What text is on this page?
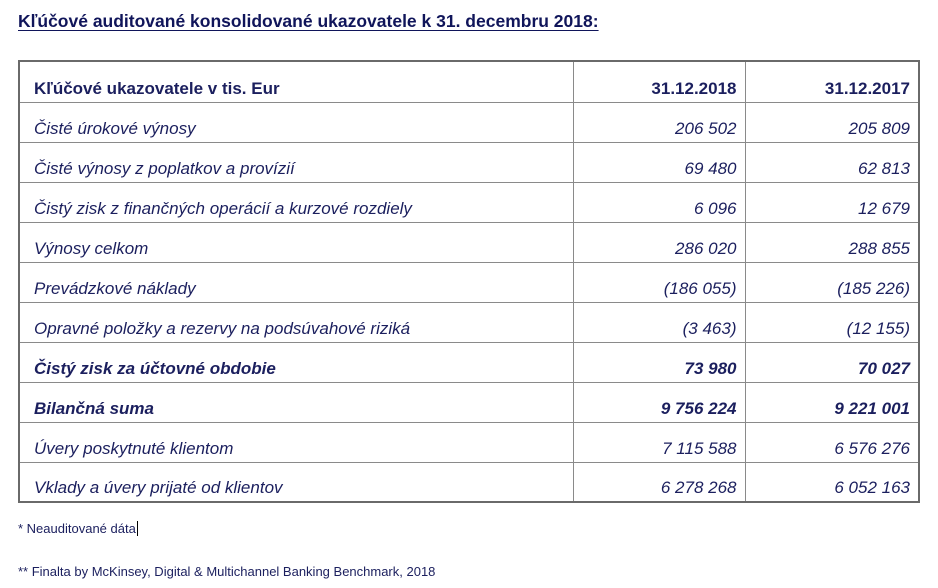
Kľúčové auditované konsolidované ukazovatele k 31. decembru 2018:
Kľúčové ukazovatele v tis. Eur	31.12.2018	31.12.2017
Čisté úrokové výnosy	206 502	205 809
Čisté výnosy z poplatkov a provízií	69 480	62 813
Čistý zisk z finančných operácií a kurzové rozdiely	6 096	12 679
Výnosy celkom	286 020	288 855
Prevádzkové náklady	(186 055)	(185 226)
Opravné položky a rezervy na podsúvahové riziká	(3 463)	(12 155)
Čistý zisk za účtovné obdobie	73 980	70 027
Bilančná suma	9 756 224	9 221 001
Úvery poskytnuté klientom	7 115 588	6 576 276
Vklady a úvery prijaté od klientov	6 278 268	6 052 163
* Neauditované dáta
** Finalta by McKinsey, Digital & Multichannel Banking Benchmark, 2018
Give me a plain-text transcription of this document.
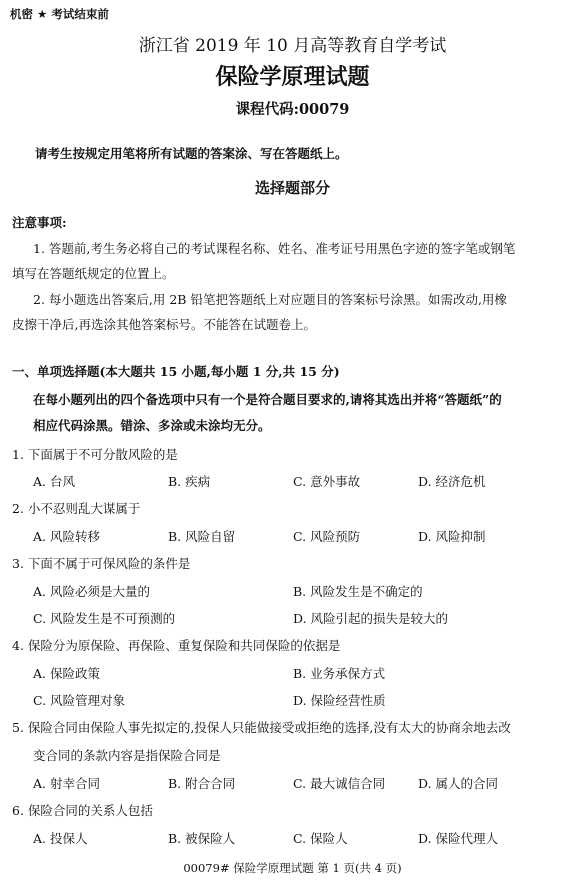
机密 ★ 考试结束前
浙江省 2019 年 10 月高等教育自学考试
保险学原理试题
课程代码:00079
请考生按规定用笔将所有试题的答案涂、写在答题纸上。
选择题部分
注意事项:
1. 答题前,考生务必将自己的考试课程名称、姓名、准考证号用黑色字迹的签字笔或钢笔
填写在答题纸规定的位置上。
2. 每小题选出答案后,用 2B 铅笔把答题纸上对应题目的答案标号涂黑。如需改动,用橡
皮擦干净后,再选涂其他答案标号。不能答在试题卷上。
一、单项选择题(本大题共 15 小题,每小题 1 分,共 15 分)
在每小题列出的四个备选项中只有一个是符合题目要求的,请将其选出并将“答题纸”的
相应代码涂黑。错涂、多涂或未涂均无分。
1. 下面属于不可分散风险的是
A. 台风	B. 疾病	C. 意外事故	D. 经济危机
2. 小不忍则乱大谋属于
A. 风险转移	B. 风险自留	C. 风险预防	D. 风险抑制
3. 下面不属于可保风险的条件是
A. 风险必须是大量的	B. 风险发生是不确定的
C. 风险发生是不可预测的	D. 风险引起的损失是较大的
4. 保险分为原保险、再保险、重复保险和共同保险的依据是
A. 保险政策	B. 业务承保方式
C. 风险管理对象	D. 保险经营性质
5. 保险合同由保险人事先拟定的,投保人只能做接受或拒绝的选择,没有太大的协商余地去改
变合同的条款内容是指保险合同是
A. 射幸合同	B. 附合合同	C. 最大诚信合同	D. 属人的合同
6. 保险合同的关系人包括
A. 投保人	B. 被保险人	C. 保险人	D. 保险代理人
00079# 保险学原理试题 第 1 页(共 4 页)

______________________________

Search the entries for the word "zisk" and pick out every line that holds it.

• Result of the task
Čistý zisk z finančných operácií a kurzové rozdiely	6 096	12 679
Čistý zisk za účtovné obdobie	73 980	70 027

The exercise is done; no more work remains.